What is expected:
Extract every line of the data below word for word, omitting the pictures.

Provided records:

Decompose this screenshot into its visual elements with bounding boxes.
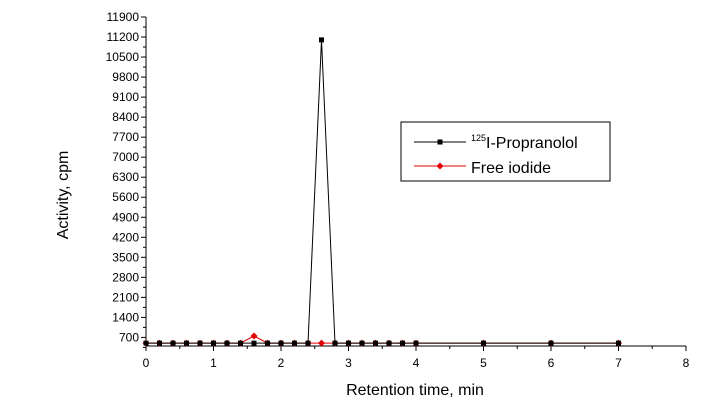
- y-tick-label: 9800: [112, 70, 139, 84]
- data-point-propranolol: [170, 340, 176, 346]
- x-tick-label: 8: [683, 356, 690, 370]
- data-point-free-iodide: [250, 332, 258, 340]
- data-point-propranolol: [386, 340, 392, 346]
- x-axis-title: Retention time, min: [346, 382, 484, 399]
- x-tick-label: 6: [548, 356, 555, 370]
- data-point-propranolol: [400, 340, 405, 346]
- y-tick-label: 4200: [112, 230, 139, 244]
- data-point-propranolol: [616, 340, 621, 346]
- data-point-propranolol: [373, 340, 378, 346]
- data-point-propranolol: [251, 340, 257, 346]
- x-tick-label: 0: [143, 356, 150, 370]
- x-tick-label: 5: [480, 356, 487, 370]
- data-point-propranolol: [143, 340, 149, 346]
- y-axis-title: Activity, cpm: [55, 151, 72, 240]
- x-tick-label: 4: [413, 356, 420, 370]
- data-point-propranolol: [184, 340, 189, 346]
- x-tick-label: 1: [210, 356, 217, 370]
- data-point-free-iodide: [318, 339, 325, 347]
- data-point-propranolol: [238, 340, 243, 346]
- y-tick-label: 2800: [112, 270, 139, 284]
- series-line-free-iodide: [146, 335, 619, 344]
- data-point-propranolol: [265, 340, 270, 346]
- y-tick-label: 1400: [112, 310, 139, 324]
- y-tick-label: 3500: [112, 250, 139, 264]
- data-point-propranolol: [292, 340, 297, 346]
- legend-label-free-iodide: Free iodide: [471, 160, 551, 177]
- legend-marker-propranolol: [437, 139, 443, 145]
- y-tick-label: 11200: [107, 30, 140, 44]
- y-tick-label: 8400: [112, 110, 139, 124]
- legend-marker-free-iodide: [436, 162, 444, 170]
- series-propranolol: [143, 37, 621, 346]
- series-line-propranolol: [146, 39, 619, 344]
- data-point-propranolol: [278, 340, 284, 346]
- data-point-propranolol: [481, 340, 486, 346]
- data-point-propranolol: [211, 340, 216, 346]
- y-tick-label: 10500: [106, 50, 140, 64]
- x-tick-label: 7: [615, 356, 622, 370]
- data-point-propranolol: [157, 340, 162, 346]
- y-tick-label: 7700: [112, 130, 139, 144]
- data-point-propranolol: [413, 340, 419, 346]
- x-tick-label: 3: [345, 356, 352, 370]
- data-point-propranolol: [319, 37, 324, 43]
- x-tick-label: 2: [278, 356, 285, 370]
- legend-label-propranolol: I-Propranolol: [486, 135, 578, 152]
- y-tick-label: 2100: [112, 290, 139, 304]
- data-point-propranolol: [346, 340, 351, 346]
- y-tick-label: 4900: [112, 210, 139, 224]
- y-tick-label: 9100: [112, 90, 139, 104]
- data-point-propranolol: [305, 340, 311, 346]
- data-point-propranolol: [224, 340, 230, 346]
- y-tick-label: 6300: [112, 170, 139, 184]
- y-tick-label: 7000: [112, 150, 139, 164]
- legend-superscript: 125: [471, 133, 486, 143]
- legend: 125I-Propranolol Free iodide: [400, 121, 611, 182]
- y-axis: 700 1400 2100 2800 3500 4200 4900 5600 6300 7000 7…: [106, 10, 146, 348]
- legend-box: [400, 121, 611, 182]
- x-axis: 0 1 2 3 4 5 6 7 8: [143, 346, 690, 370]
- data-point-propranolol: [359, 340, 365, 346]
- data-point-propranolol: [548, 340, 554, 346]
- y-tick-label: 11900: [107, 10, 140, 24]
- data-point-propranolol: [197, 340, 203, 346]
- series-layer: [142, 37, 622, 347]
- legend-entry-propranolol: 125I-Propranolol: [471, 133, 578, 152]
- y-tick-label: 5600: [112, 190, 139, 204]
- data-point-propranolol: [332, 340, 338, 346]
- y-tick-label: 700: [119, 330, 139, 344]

Solution for this task:
Decompose this screenshot into its visual elements with bounding boxes.
- y-tick-label: 9800: [112, 70, 139, 84]
- data-point-propranolol: [170, 340, 176, 346]
- x-tick-label: 8: [683, 356, 690, 370]
- data-point-free-iodide: [250, 332, 258, 340]
- data-point-propranolol: [386, 340, 392, 346]
- x-axis-title: Retention time, min: [346, 382, 484, 399]
- x-tick-label: 6: [548, 356, 555, 370]
- data-point-propranolol: [400, 340, 405, 346]
- y-tick-label: 4200: [112, 230, 139, 244]
- data-point-propranolol: [616, 340, 621, 346]
- data-point-propranolol: [373, 340, 378, 346]
- data-point-propranolol: [251, 340, 257, 346]
- x-tick-label: 0: [143, 356, 150, 370]
- x-tick-label: 5: [480, 356, 487, 370]
- data-point-propranolol: [143, 340, 149, 346]
- y-axis-title: Activity, cpm: [55, 151, 72, 240]
- x-tick-label: 4: [413, 356, 420, 370]
- data-point-propranolol: [184, 340, 189, 346]
- x-tick-label: 1: [210, 356, 217, 370]
- data-point-free-iodide: [318, 339, 325, 347]
- data-point-propranolol: [238, 340, 243, 346]
- y-tick-label: 2800: [112, 270, 139, 284]
- series-line-free-iodide: [146, 335, 619, 344]
- data-point-propranolol: [265, 340, 270, 346]
- y-tick-label: 1400: [112, 310, 139, 324]
- y-tick-label: 3500: [112, 250, 139, 264]
- data-point-propranolol: [292, 340, 297, 346]
- legend-label-free-iodide: Free iodide: [471, 160, 551, 177]
- legend-marker-propranolol: [437, 139, 443, 145]
- y-tick-label: 11200: [107, 30, 140, 44]
- y-tick-label: 8400: [112, 110, 139, 124]
- legend-marker-free-iodide: [436, 162, 444, 170]
- series-propranolol: [143, 37, 621, 346]
- series-line-propranolol: [146, 39, 619, 344]
- data-point-propranolol: [278, 340, 284, 346]
- data-point-propranolol: [481, 340, 486, 346]
- data-point-propranolol: [211, 340, 216, 346]
- y-tick-label: 10500: [106, 50, 140, 64]
- x-tick-label: 7: [615, 356, 622, 370]
- data-point-propranolol: [157, 340, 162, 346]
- y-tick-label: 7700: [112, 130, 139, 144]
- data-point-propranolol: [413, 340, 419, 346]
- x-tick-label: 3: [345, 356, 352, 370]
- data-point-propranolol: [319, 37, 324, 43]
- x-tick-label: 2: [278, 356, 285, 370]
- legend-label-propranolol: I-Propranolol: [486, 135, 578, 152]
- y-tick-label: 2100: [112, 290, 139, 304]
- data-point-propranolol: [346, 340, 351, 346]
- y-tick-label: 4900: [112, 210, 139, 224]
- y-tick-label: 9100: [112, 90, 139, 104]
- data-point-propranolol: [305, 340, 311, 346]
- data-point-propranolol: [224, 340, 230, 346]
- y-tick-label: 6300: [112, 170, 139, 184]
- y-tick-label: 7000: [112, 150, 139, 164]
- legend-superscript: 125: [471, 133, 486, 143]
- legend: 125I-Propranolol Free iodide: [400, 121, 611, 182]
- y-axis: 700 1400 2100 2800 3500 4200 4900 5600 6300 7000 7…: [106, 10, 146, 348]
- legend-box: [400, 121, 611, 182]
- x-axis: 0 1 2 3 4 5 6 7 8: [143, 346, 690, 370]
- data-point-propranolol: [359, 340, 365, 346]
- data-point-propranolol: [548, 340, 554, 346]
- y-tick-label: 11900: [107, 10, 140, 24]
- data-point-propranolol: [197, 340, 203, 346]
- series-layer: [142, 37, 622, 347]
- legend-entry-propranolol: 125I-Propranolol: [471, 133, 578, 152]
- y-tick-label: 5600: [112, 190, 139, 204]
- data-point-propranolol: [332, 340, 338, 346]
- y-tick-label: 700: [119, 330, 139, 344]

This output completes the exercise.